*TASK OBJECTIVE:*
Answer these three questions from the Site Recovery Manager guide below:
1. Besides SRM itself, which adapter must be installed at both sites beforehand?
2. What does the post use, along with storage-based replication, to keep resources available at both sites?
3. What address does the Pair Site Recovery Manager Servers wizard ask for first?

*EXCERPT:*
>> start

Site Recovery Manager Configuration and Failover Guide

This post will walk through the configuration of Site Recovery Manager; we’ll protect some virtual machines with a Protection Group, and then fail over to the DR site using a Recovery Plan. The pre-requisites for this post are for Site Recovery Manager (SRM) and the Storage Replication Adapter (SRA) to be installed at both sites along with the corresponding vSphere infrastructure, and replication to be configured on the storage array. It is also possible to use vSphere Replication, for more information see the previous posts referenced below.

Part 1 – Nimble Storage Integration with SRM

Part 2 – Site Recovery Manager Install Guide

Part 3 – Site Recovery Manager Configuration and Failover Guide

Site Recovery Manager now has integration with the HTML5 vSphere client, see VMware Site Recovery Manager 8.x Upgrade Guide for more information.

Before creating a Recovery Plan ensure that you have read the documentation listed in the installation guide above and have the required components for each site. You should also make further design considerations around compute, storage, and network. In this post we will be using storage based replication and stretched VLANs to ensure resources are available at both sites. If you want to assign a different VLAN at the failover site then you can use SRM to reconfigure the network settings, see this section of the documentation center.

SRM

Configuring SRM

Log into the vSphere web client for the primary site as an administrator, and click the Site Recovery Manager icon.

config

The first step is to pair the sites together. When sites are paired either site can be configured as the protected site.

  • Click Sites, both installed sites should be listed, select the primary site.
  • On the Summary tab, in the Guide to configuring SRM box, click 1. Pair sites.
  • The Pair Site Recovery Manager Servers wizard will open. Enter the IP address or FQDN of the Platform Services Controller for the recovery site, and click Next.
  • The wizard then checks the referenced PSC for a registered SRM install. Select the corresponding vCenter Server from the list and enter SSO administrator credentials.
  • Click Finish to pair the sites together.

Now the sites are paired they should both show connected. When we configure protection one will be made the protected site and the other failover.

>> end

*DATASET:*
>> start

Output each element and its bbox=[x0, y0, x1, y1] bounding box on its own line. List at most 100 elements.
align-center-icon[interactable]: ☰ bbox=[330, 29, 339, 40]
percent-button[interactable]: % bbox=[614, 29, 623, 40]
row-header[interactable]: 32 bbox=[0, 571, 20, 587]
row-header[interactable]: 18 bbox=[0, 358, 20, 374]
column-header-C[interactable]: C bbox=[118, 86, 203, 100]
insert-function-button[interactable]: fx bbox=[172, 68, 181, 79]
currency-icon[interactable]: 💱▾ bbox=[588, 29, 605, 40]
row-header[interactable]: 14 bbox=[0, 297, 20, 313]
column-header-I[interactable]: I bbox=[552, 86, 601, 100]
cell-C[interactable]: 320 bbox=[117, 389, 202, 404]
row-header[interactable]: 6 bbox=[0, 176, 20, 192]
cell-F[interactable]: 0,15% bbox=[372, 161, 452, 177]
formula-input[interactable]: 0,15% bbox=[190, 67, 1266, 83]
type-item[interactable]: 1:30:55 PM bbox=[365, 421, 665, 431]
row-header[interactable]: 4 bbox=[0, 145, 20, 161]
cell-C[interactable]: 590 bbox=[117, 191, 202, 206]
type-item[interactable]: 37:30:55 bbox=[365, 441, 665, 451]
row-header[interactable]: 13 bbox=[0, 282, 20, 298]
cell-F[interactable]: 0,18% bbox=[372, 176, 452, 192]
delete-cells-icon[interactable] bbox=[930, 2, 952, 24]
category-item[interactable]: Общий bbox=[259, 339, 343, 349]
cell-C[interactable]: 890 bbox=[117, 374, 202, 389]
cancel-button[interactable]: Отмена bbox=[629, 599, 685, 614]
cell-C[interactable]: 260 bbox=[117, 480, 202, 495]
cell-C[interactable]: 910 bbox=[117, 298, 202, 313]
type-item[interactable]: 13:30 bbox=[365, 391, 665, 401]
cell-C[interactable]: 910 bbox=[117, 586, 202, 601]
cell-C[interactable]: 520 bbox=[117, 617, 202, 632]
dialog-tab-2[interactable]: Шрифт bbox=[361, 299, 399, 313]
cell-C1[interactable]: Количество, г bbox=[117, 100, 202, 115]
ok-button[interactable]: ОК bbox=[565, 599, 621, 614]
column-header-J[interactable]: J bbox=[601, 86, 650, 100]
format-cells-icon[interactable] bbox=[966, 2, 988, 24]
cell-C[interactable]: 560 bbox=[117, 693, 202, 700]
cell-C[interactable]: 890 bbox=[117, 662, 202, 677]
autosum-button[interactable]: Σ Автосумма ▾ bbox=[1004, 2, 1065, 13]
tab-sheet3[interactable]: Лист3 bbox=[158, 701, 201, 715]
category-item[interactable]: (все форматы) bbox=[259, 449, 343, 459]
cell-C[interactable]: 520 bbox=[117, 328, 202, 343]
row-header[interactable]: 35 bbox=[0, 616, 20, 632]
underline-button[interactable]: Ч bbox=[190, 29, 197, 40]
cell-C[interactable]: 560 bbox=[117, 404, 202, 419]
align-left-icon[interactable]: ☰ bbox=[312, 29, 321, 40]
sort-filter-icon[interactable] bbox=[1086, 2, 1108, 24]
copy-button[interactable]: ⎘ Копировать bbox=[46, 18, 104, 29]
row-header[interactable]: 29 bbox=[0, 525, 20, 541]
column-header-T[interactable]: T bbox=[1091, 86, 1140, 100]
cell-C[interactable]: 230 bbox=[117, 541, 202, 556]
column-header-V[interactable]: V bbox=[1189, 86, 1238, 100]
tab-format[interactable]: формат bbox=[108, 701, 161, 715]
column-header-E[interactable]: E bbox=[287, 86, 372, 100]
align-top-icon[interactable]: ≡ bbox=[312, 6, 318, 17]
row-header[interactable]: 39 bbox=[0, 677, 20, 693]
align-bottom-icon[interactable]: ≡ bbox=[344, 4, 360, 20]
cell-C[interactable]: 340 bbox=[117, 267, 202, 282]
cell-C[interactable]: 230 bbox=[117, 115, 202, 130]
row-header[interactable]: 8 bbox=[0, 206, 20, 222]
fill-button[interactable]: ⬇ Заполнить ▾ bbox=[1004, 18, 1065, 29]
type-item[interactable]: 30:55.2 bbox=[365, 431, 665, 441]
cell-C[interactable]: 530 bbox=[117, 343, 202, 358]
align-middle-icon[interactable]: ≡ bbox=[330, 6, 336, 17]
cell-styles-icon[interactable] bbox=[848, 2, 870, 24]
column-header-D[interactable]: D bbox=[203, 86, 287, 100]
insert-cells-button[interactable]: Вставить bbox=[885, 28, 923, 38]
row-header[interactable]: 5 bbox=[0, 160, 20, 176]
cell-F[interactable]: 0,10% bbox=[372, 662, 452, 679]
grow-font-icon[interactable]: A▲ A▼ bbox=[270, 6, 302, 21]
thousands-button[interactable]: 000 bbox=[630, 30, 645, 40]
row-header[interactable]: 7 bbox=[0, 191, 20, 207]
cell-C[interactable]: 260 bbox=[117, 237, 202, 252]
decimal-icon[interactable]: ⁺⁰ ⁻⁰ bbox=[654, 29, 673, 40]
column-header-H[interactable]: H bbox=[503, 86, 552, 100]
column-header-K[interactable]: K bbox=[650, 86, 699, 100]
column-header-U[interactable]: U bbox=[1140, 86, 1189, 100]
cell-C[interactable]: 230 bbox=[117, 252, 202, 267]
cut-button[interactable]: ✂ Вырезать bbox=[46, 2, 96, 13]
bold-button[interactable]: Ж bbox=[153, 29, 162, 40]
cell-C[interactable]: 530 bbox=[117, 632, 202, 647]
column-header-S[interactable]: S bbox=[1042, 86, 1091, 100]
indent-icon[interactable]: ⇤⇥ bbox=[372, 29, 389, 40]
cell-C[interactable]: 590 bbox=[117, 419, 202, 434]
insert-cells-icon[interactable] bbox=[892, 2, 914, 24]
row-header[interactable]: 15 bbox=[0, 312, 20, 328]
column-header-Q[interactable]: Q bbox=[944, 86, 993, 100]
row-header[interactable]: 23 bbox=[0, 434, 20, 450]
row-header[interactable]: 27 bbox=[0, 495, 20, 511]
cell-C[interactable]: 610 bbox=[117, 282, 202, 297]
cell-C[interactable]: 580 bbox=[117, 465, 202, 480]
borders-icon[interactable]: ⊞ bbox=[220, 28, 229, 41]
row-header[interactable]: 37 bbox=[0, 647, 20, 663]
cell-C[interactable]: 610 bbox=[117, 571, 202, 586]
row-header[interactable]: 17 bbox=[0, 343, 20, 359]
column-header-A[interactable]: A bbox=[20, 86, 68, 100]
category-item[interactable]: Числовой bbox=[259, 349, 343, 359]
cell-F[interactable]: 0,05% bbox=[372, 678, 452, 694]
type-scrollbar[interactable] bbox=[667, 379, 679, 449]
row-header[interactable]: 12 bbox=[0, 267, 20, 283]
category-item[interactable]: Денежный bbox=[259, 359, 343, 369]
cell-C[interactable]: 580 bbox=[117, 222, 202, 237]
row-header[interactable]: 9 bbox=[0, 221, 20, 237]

>> end

*EXERCISE OUTPUT:*
1. The Storage Replication Adapter (SRA).
2. Stretched VLANs.
3. The IP address or FQDN of the Platform Services Controller for the recovery site.